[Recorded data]
---

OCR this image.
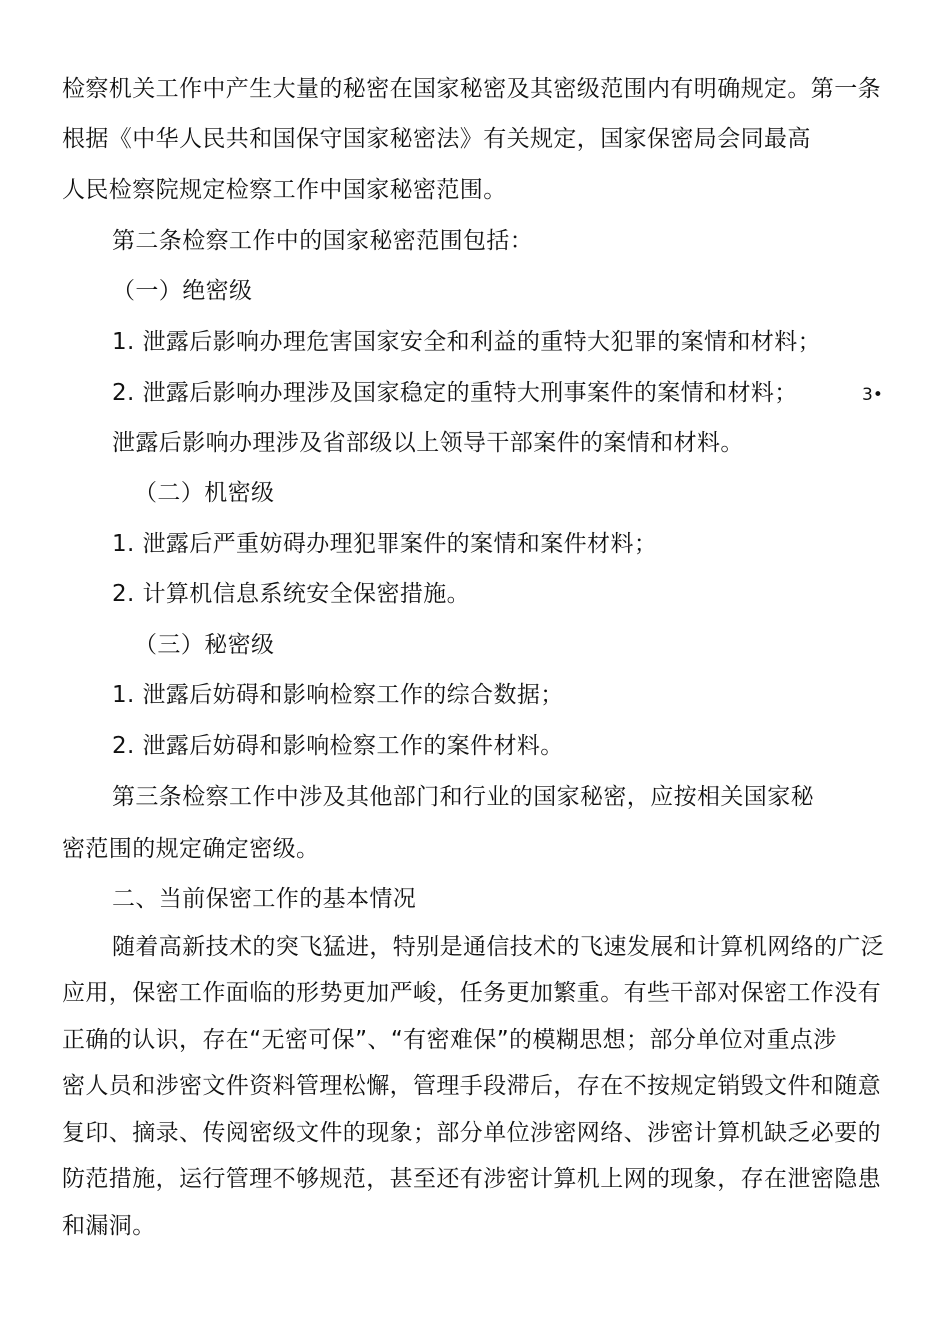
检察机关工作中产生大量的秘密在国家秘密及其密级范围内有明确规定。第一条
根据《中华人民共和国保守国家秘密法》有关规定，国家保密局会同最高
人民检察院规定检察工作中国家秘密范围。
第二条检察工作中的国家秘密范围包括：
（一）绝密级
1. 泄露后影响办理危害国家安全和利益的重特大犯罪的案情和材料；
2. 泄露后影响办理涉及国家稳定的重特大刑事案件的案情和材料；	3•
泄露后影响办理涉及省部级以上领导干部案件的案情和材料。
（二）机密级
1. 泄露后严重妨碍办理犯罪案件的案情和案件材料；
2. 计算机信息系统安全保密措施。
（三）秘密级
1. 泄露后妨碍和影响检察工作的综合数据；
2. 泄露后妨碍和影响检察工作的案件材料。
第三条检察工作中涉及其他部门和行业的国家秘密，应按相关国家秘
密范围的规定确定密级。
二、当前保密工作的基本情况
随着高新技术的突飞猛进，特别是通信技术的飞速发展和计算机网络的广泛
应用，保密工作面临的形势更加严峻，任务更加繁重。有些干部对保密工作没有
正确的认识，存在“无密可保”、“有密难保”的模糊思想；部分单位对重点涉
密人员和涉密文件资料管理松懈，管理手段滞后，存在不按规定销毁文件和随意
复印、摘录、传阅密级文件的现象；部分单位涉密网络、涉密计算机缺乏必要的
防范措施，运行管理不够规范，甚至还有涉密计算机上网的现象，存在泄密隐患
和漏洞。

---

▸ **What needs to be done**: Print each line of the material above exactly, with the pictures removed from your copy.

▸ **Exercise answer**:
OCR this image.
检察机关工作中产生大量的秘密在国家秘密及其密级范围内有明确规定。第一条
根据《中华人民共和国保守国家秘密法》有关规定，国家保密局会同最高
人民检察院规定检察工作中国家秘密范围。
第二条检察工作中的国家秘密范围包括：
（一）绝密级
1. 泄露后影响办理危害国家安全和利益的重特大犯罪的案情和材料；
2. 泄露后影响办理涉及国家稳定的重特大刑事案件的案情和材料；	3•
泄露后影响办理涉及省部级以上领导干部案件的案情和材料。
（二）机密级
1. 泄露后严重妨碍办理犯罪案件的案情和案件材料；
2. 计算机信息系统安全保密措施。
（三）秘密级
1. 泄露后妨碍和影响检察工作的综合数据；
2. 泄露后妨碍和影响检察工作的案件材料。
第三条检察工作中涉及其他部门和行业的国家秘密，应按相关国家秘
密范围的规定确定密级。
二、当前保密工作的基本情况
随着高新技术的突飞猛进，特别是通信技术的飞速发展和计算机网络的广泛
应用，保密工作面临的形势更加严峻，任务更加繁重。有些干部对保密工作没有
正确的认识，存在“无密可保”、“有密难保”的模糊思想；部分单位对重点涉
密人员和涉密文件资料管理松懈，管理手段滞后，存在不按规定销毁文件和随意
复印、摘录、传阅密级文件的现象；部分单位涉密网络、涉密计算机缺乏必要的
防范措施，运行管理不够规范，甚至还有涉密计算机上网的现象，存在泄密隐患
和漏洞。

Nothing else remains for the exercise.